◆ Task to complete: An exact copy of all the data is required, with pictures left out.

◆ Data section:
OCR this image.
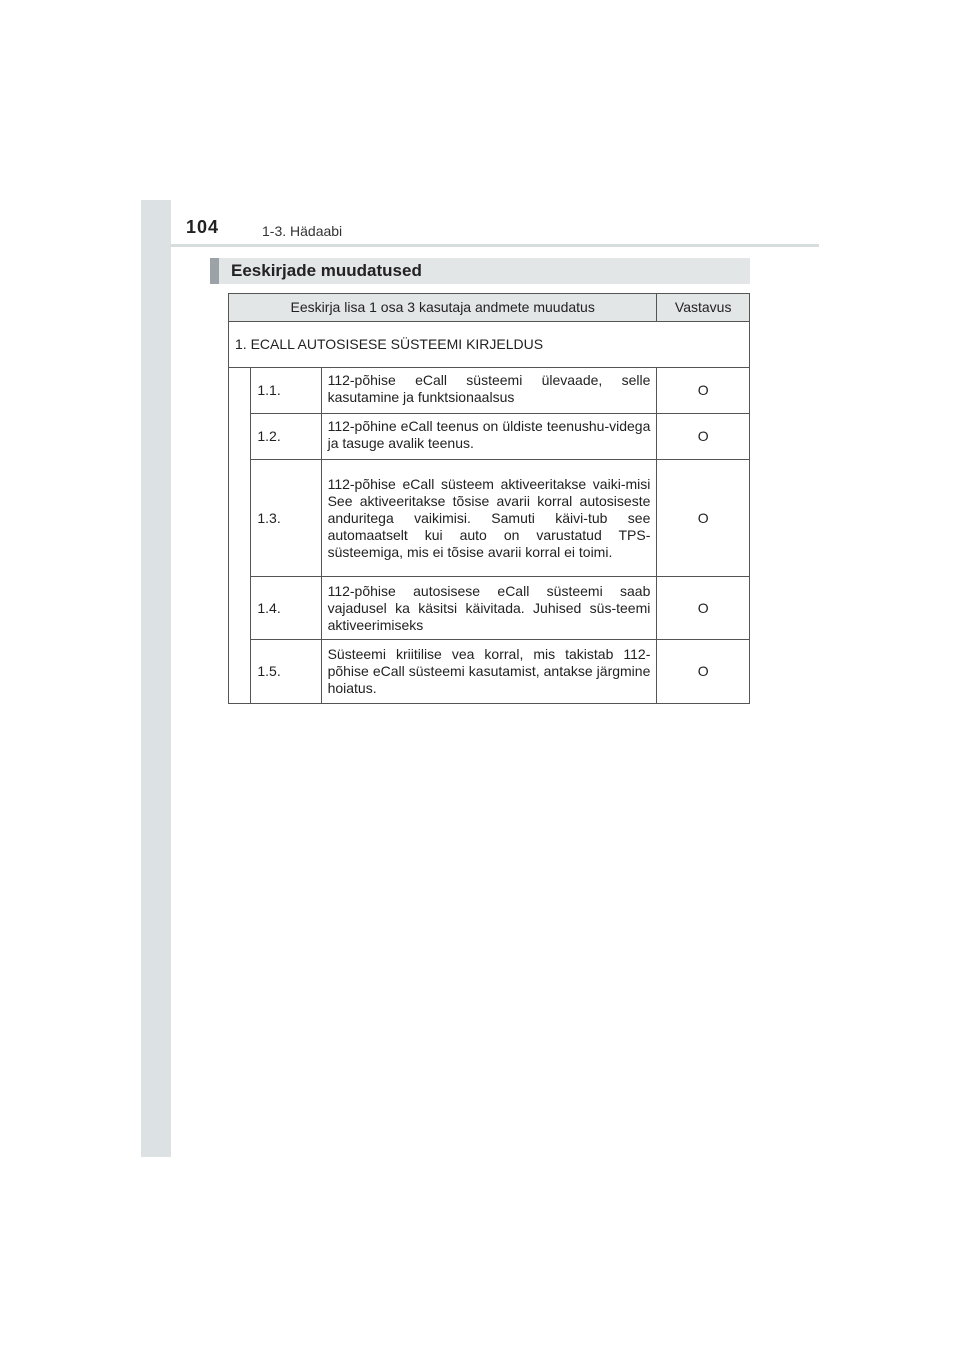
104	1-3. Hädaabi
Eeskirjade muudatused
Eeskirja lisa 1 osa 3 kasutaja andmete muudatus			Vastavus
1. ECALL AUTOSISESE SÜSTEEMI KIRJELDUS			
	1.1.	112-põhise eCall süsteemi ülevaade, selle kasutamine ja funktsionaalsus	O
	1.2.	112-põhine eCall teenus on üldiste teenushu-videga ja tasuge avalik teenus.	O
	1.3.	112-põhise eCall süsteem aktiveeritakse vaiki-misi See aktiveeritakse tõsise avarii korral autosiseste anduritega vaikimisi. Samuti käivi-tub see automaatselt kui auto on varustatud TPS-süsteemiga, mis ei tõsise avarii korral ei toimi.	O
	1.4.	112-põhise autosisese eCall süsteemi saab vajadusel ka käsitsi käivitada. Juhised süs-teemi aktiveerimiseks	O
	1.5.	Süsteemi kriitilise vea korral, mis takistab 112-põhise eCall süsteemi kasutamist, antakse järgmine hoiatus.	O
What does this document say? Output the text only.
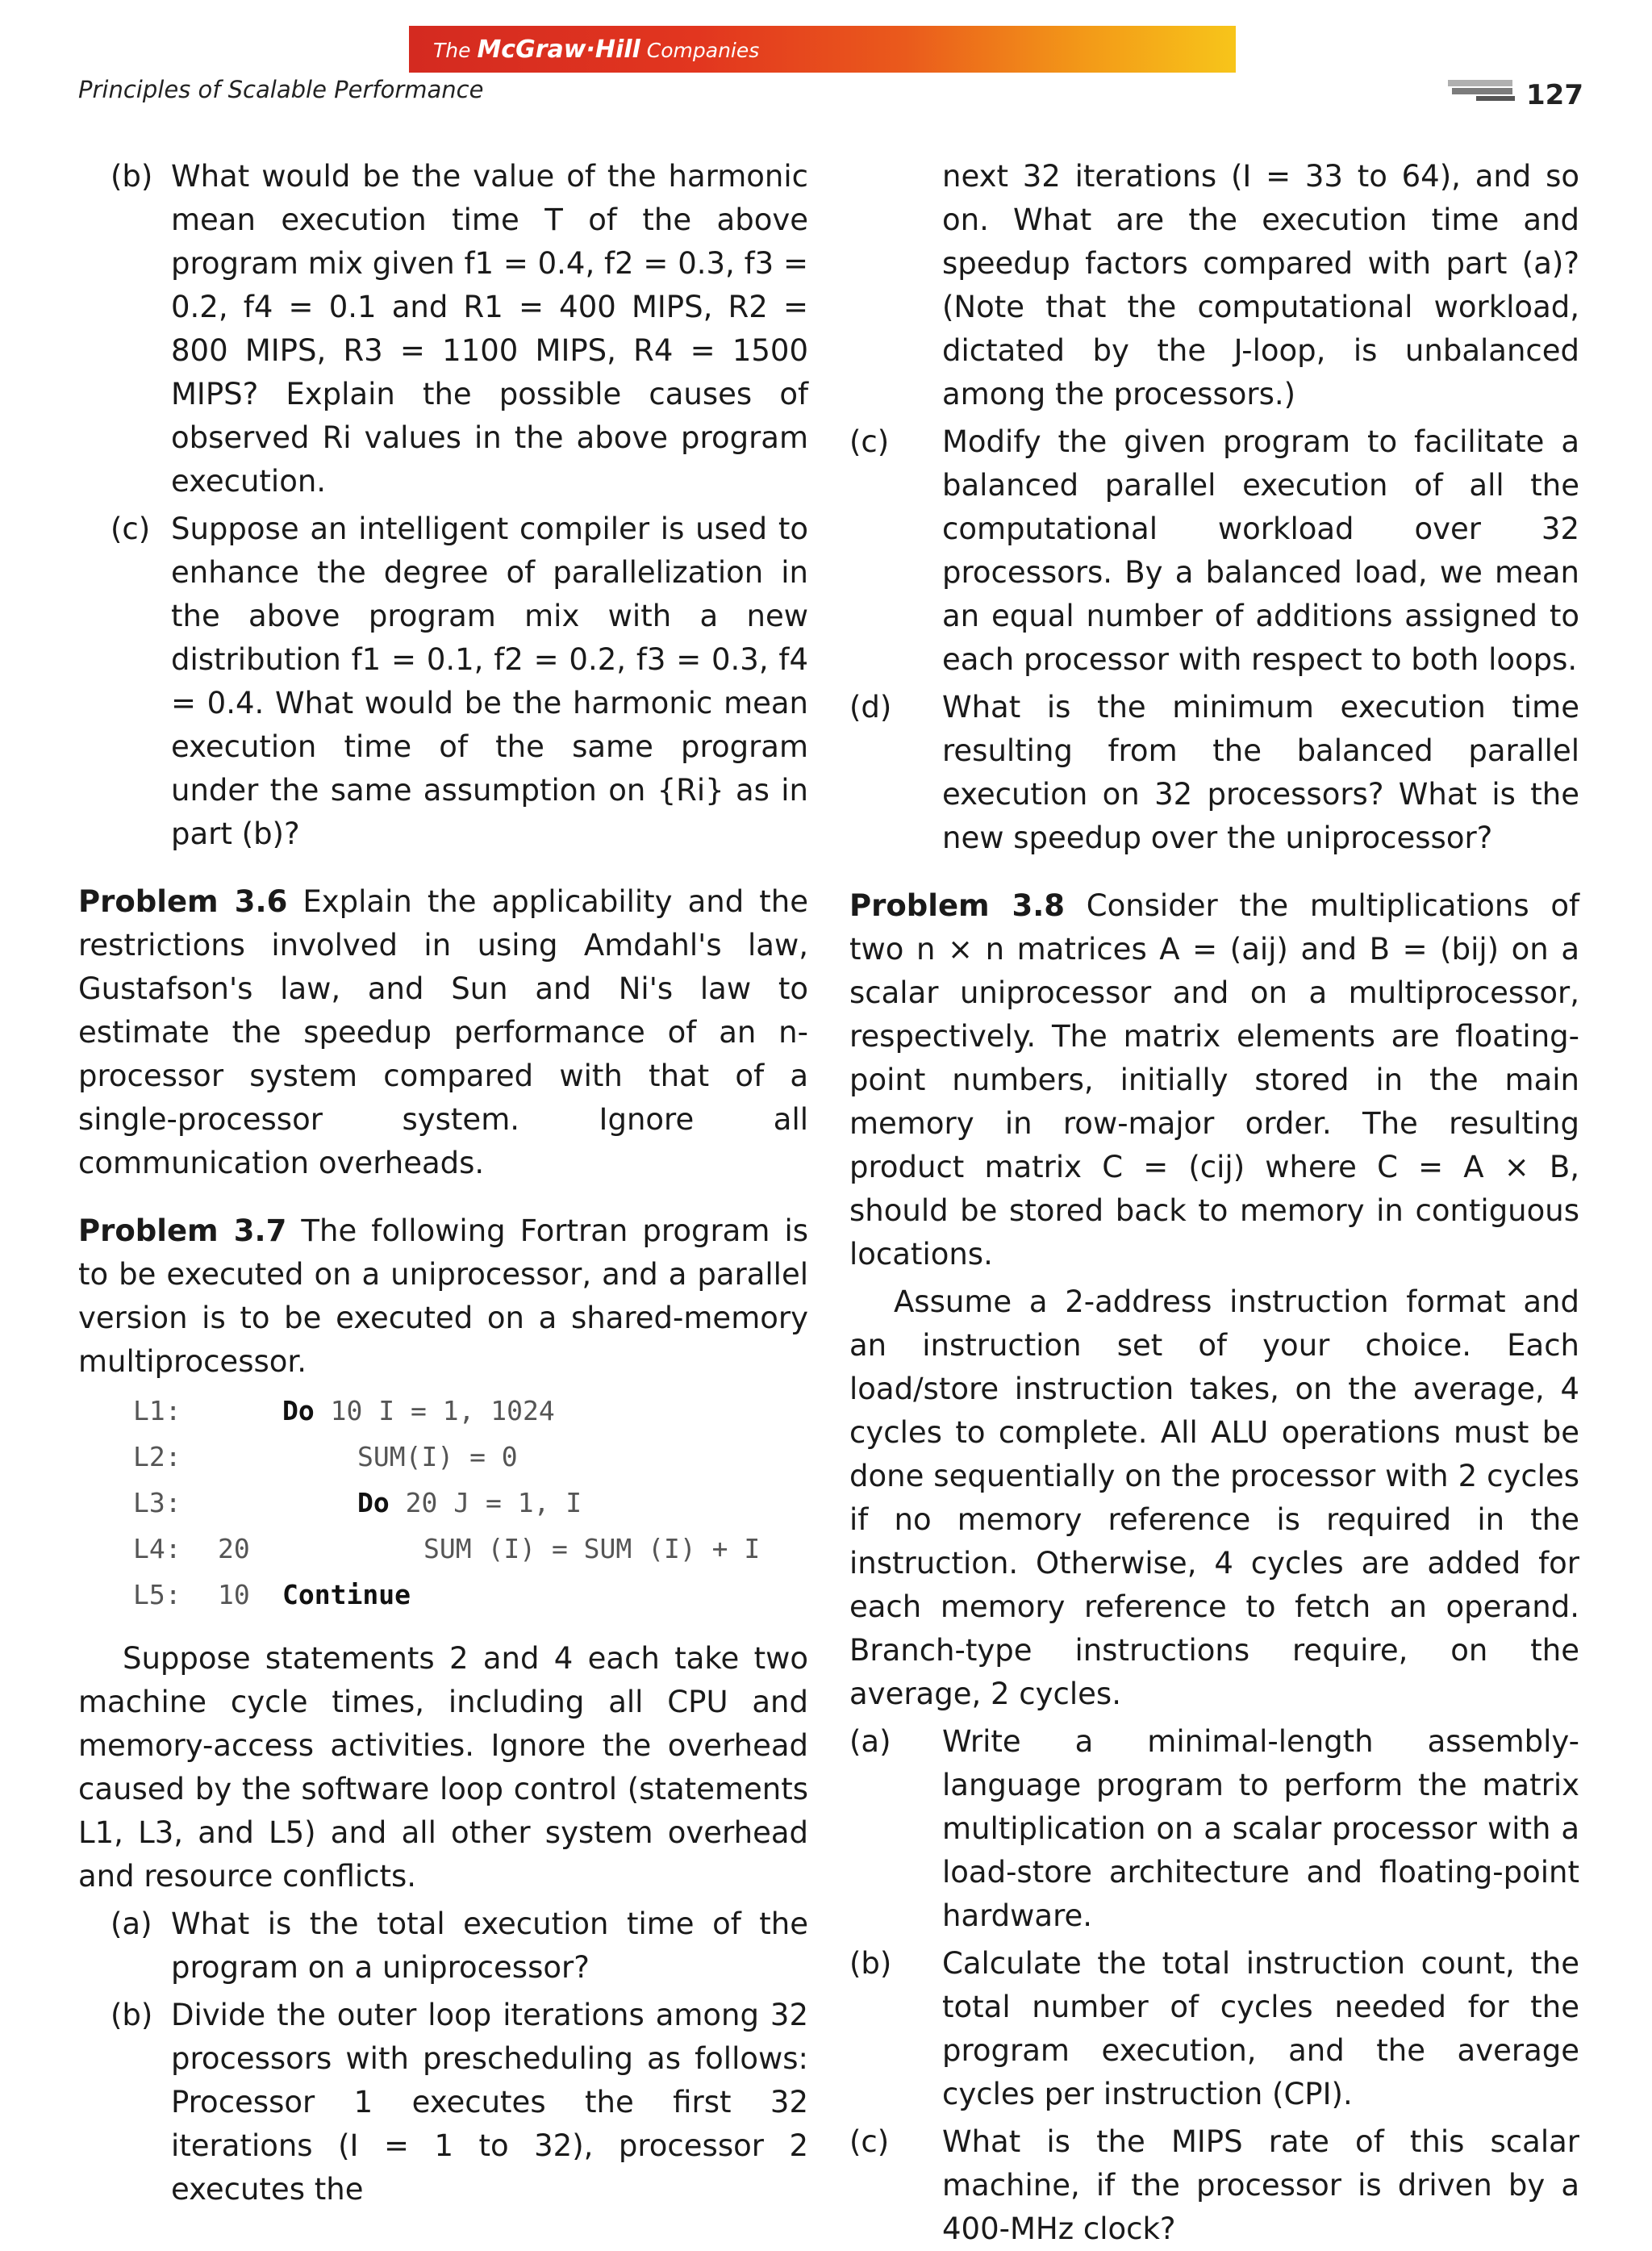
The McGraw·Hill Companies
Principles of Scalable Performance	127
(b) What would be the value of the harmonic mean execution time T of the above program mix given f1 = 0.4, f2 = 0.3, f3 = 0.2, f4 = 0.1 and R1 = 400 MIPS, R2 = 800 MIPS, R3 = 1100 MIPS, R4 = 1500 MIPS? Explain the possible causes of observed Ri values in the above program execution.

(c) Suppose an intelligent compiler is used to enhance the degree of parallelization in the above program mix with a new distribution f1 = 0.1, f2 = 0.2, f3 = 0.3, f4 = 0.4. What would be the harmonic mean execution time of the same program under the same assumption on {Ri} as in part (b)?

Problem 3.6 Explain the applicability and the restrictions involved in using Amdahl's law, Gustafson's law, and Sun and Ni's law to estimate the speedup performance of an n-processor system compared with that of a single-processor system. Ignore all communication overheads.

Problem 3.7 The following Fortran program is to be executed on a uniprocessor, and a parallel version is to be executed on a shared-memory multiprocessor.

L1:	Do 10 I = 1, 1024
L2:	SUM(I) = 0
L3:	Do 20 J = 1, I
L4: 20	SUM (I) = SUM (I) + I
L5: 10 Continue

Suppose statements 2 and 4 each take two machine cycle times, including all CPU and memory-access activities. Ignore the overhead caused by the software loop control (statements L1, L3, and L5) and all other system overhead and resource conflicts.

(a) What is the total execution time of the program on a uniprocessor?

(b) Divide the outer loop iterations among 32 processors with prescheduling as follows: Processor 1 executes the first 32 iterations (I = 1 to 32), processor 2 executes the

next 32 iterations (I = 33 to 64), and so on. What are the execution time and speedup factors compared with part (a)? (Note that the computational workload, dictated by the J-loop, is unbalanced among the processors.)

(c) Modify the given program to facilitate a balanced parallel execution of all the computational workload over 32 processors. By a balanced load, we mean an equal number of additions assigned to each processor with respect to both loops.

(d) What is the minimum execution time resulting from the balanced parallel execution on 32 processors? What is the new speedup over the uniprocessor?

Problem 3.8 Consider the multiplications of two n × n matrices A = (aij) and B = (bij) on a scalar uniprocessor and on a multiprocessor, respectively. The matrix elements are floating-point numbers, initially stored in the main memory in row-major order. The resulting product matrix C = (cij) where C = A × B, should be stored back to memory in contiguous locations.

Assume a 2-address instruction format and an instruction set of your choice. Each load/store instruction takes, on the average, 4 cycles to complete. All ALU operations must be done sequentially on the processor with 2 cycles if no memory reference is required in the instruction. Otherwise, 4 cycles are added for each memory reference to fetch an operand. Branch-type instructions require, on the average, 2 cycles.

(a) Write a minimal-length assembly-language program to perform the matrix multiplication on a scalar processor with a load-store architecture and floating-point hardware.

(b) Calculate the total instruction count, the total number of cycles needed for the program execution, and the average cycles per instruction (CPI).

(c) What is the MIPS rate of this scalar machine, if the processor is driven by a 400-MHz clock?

◆ Full solution:
OCR this image.
104	1-3. Hädaabi
Eeskirjade muudatused
Eeskirja lisa 1 osa 3 kasutaja andmete muudatus			Vastavus
1. ECALL AUTOSISESE SÜSTEEMI KIRJELDUS			
	1.1.	112-põhise eCall süsteemi ülevaade, selle kasutamine ja funktsionaalsus	O
	1.2.	112-põhine eCall teenus on üldiste teenushu-videga ja tasuge avalik teenus.	O
	1.3.	112-põhise eCall süsteem aktiveeritakse vaiki-misi See aktiveeritakse tõsise avarii korral autosiseste anduritega vaikimisi. Samuti käivi-tub see automaatselt kui auto on varustatud TPS-süsteemiga, mis ei tõsise avarii korral ei toimi.	O
	1.4.	112-põhise autosisese eCall süsteemi saab vajadusel ka käsitsi käivitada. Juhised süs-teemi aktiveerimiseks	O
	1.5.	Süsteemi kriitilise vea korral, mis takistab 112-põhise eCall süsteemi kasutamist, antakse järgmine hoiatus.	O
What does this document say? Output the text only.
The McGraw·Hill Companies
Principles of Scalable Performance	127
(b) What would be the value of the harmonic mean execution time T of the above program mix given f1 = 0.4, f2 = 0.3, f3 = 0.2, f4 = 0.1 and R1 = 400 MIPS, R2 = 800 MIPS, R3 = 1100 MIPS, R4 = 1500 MIPS? Explain the possible causes of observed Ri values in the above program execution.

(c) Suppose an intelligent compiler is used to enhance the degree of parallelization in the above program mix with a new distribution f1 = 0.1, f2 = 0.2, f3 = 0.3, f4 = 0.4. What would be the harmonic mean execution time of the same program under the same assumption on {Ri} as in part (b)?

Problem 3.6 Explain the applicability and the restrictions involved in using Amdahl's law, Gustafson's law, and Sun and Ni's law to estimate the speedup performance of an n-processor system compared with that of a single-processor system. Ignore all communication overheads.

Problem 3.7 The following Fortran program is to be executed on a uniprocessor, and a parallel version is to be executed on a shared-memory multiprocessor.

L1:	Do 10 I = 1, 1024
L2:	SUM(I) = 0
L3:	Do 20 J = 1, I
L4: 20	SUM (I) = SUM (I) + I
L5: 10 Continue

Suppose statements 2 and 4 each take two machine cycle times, including all CPU and memory-access activities. Ignore the overhead caused by the software loop control (statements L1, L3, and L5) and all other system overhead and resource conflicts.

(a) What is the total execution time of the program on a uniprocessor?

(b) Divide the outer loop iterations among 32 processors with prescheduling as follows: Processor 1 executes the first 32 iterations (I = 1 to 32), processor 2 executes the

next 32 iterations (I = 33 to 64), and so on. What are the execution time and speedup factors compared with part (a)? (Note that the computational workload, dictated by the J-loop, is unbalanced among the processors.)

(c) Modify the given program to facilitate a balanced parallel execution of all the computational workload over 32 processors. By a balanced load, we mean an equal number of additions assigned to each processor with respect to both loops.

(d) What is the minimum execution time resulting from the balanced parallel execution on 32 processors? What is the new speedup over the uniprocessor?

Problem 3.8 Consider the multiplications of two n × n matrices A = (aij) and B = (bij) on a scalar uniprocessor and on a multiprocessor, respectively. The matrix elements are floating-point numbers, initially stored in the main memory in row-major order. The resulting product matrix C = (cij) where C = A × B, should be stored back to memory in contiguous locations.

Assume a 2-address instruction format and an instruction set of your choice. Each load/store instruction takes, on the average, 4 cycles to complete. All ALU operations must be done sequentially on the processor with 2 cycles if no memory reference is required in the instruction. Otherwise, 4 cycles are added for each memory reference to fetch an operand. Branch-type instructions require, on the average, 2 cycles.

(a) Write a minimal-length assembly-language program to perform the matrix multiplication on a scalar processor with a load-store architecture and floating-point hardware.

(b) Calculate the total instruction count, the total number of cycles needed for the program execution, and the average cycles per instruction (CPI).

(c) What is the MIPS rate of this scalar machine, if the processor is driven by a 400-MHz clock?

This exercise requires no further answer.